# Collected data
※

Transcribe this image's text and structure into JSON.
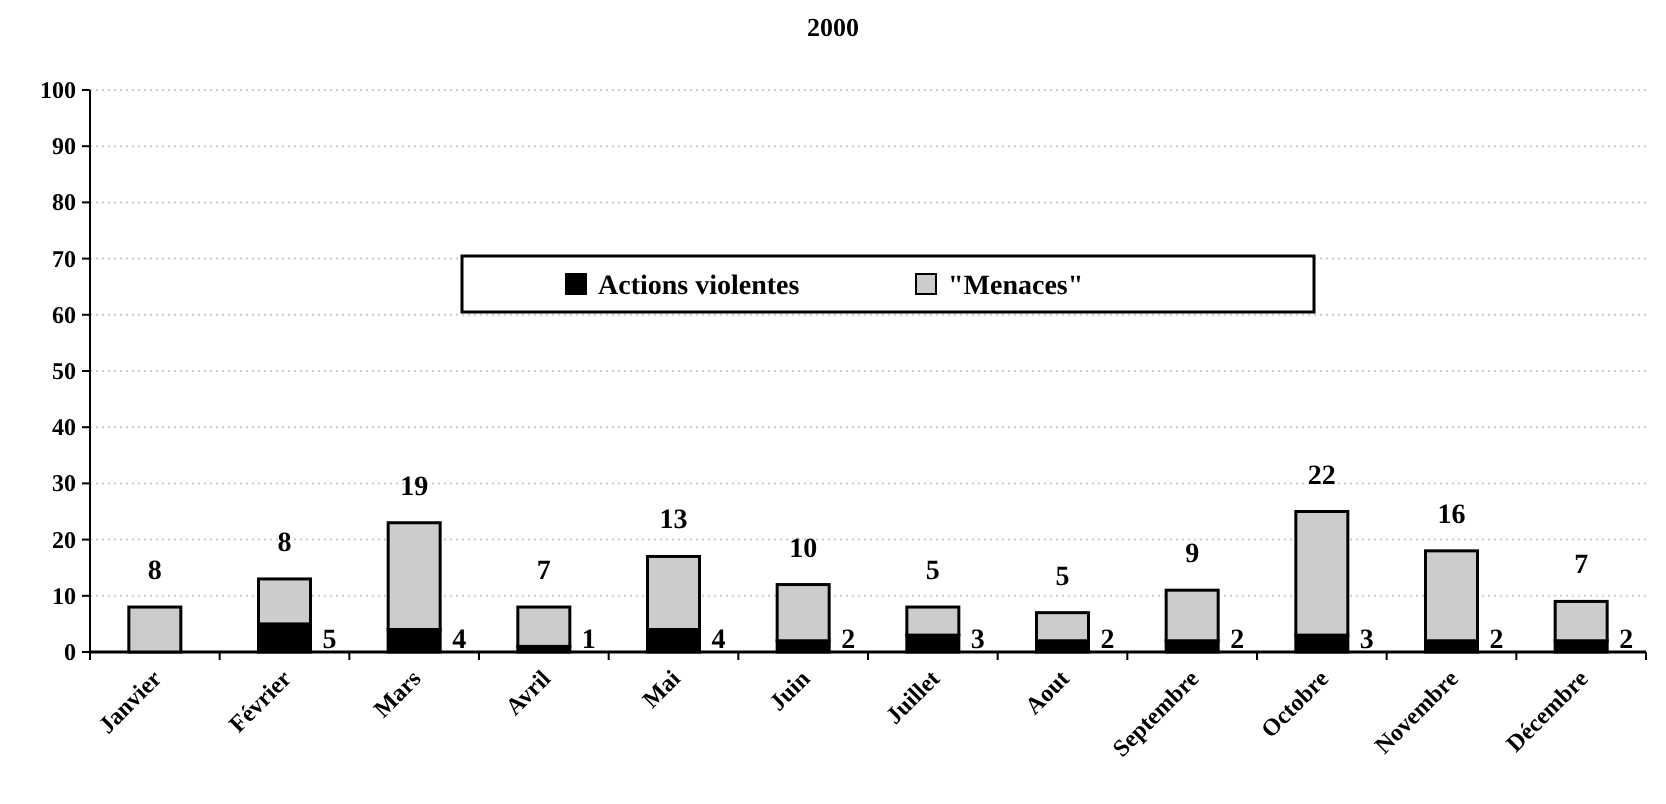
{
  "chart_data": {
    "type": "bar",
    "title": "2000",
    "stacked": true,
    "categories": [
      "Janvier",
      "Février",
      "Mars",
      "Avril",
      "Mai",
      "Juin",
      "Juillet",
      "Aout",
      "Septembre",
      "Octobre",
      "Novembre",
      "Décembre"
    ],
    "series": [
      {
        "name": "Actions violentes",
        "color": "#000000",
        "values": [
          0,
          5,
          4,
          1,
          4,
          2,
          3,
          2,
          2,
          3,
          2,
          2
        ],
        "value_labels": [
          null,
          "5",
          "4",
          "1",
          "4",
          "2",
          "3",
          "2",
          "2",
          "3",
          "2",
          "2"
        ]
      },
      {
        "name": "\"Menaces\"",
        "color": "#cccccc",
        "values": [
          8,
          8,
          19,
          7,
          13,
          10,
          5,
          5,
          9,
          22,
          16,
          7
        ],
        "value_labels": [
          "8",
          "8",
          "19",
          "7",
          "13",
          "10",
          "5",
          "5",
          "9",
          "22",
          "16",
          "7"
        ]
      }
    ],
    "ylim": [
      0,
      100
    ],
    "yticks": [
      0,
      10,
      20,
      30,
      40,
      50,
      60,
      70,
      80,
      90,
      100
    ],
    "grid": "y",
    "legend": "top"
  }
}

※

# What is expected
Nothing in the entries should change as you copy them, except that the pictures are left out.

# Reply to the task
Transcribe this image's text and structure into JSON.
{
  "chart_data": {
    "type": "bar",
    "title": "2000",
    "stacked": true,
    "categories": [
      "Janvier",
      "Février",
      "Mars",
      "Avril",
      "Mai",
      "Juin",
      "Juillet",
      "Aout",
      "Septembre",
      "Octobre",
      "Novembre",
      "Décembre"
    ],
    "series": [
      {
        "name": "Actions violentes",
        "color": "#000000",
        "values": [
          0,
          5,
          4,
          1,
          4,
          2,
          3,
          2,
          2,
          3,
          2,
          2
        ],
        "value_labels": [
          null,
          "5",
          "4",
          "1",
          "4",
          "2",
          "3",
          "2",
          "2",
          "3",
          "2",
          "2"
        ]
      },
      {
        "name": "\"Menaces\"",
        "color": "#cccccc",
        "values": [
          8,
          8,
          19,
          7,
          13,
          10,
          5,
          5,
          9,
          22,
          16,
          7
        ],
        "value_labels": [
          "8",
          "8",
          "19",
          "7",
          "13",
          "10",
          "5",
          "5",
          "9",
          "22",
          "16",
          "7"
        ]
      }
    ],
    "ylim": [
      0,
      100
    ],
    "yticks": [
      0,
      10,
      20,
      30,
      40,
      50,
      60,
      70,
      80,
      90,
      100
    ],
    "grid": "y",
    "legend": "top"
  }
}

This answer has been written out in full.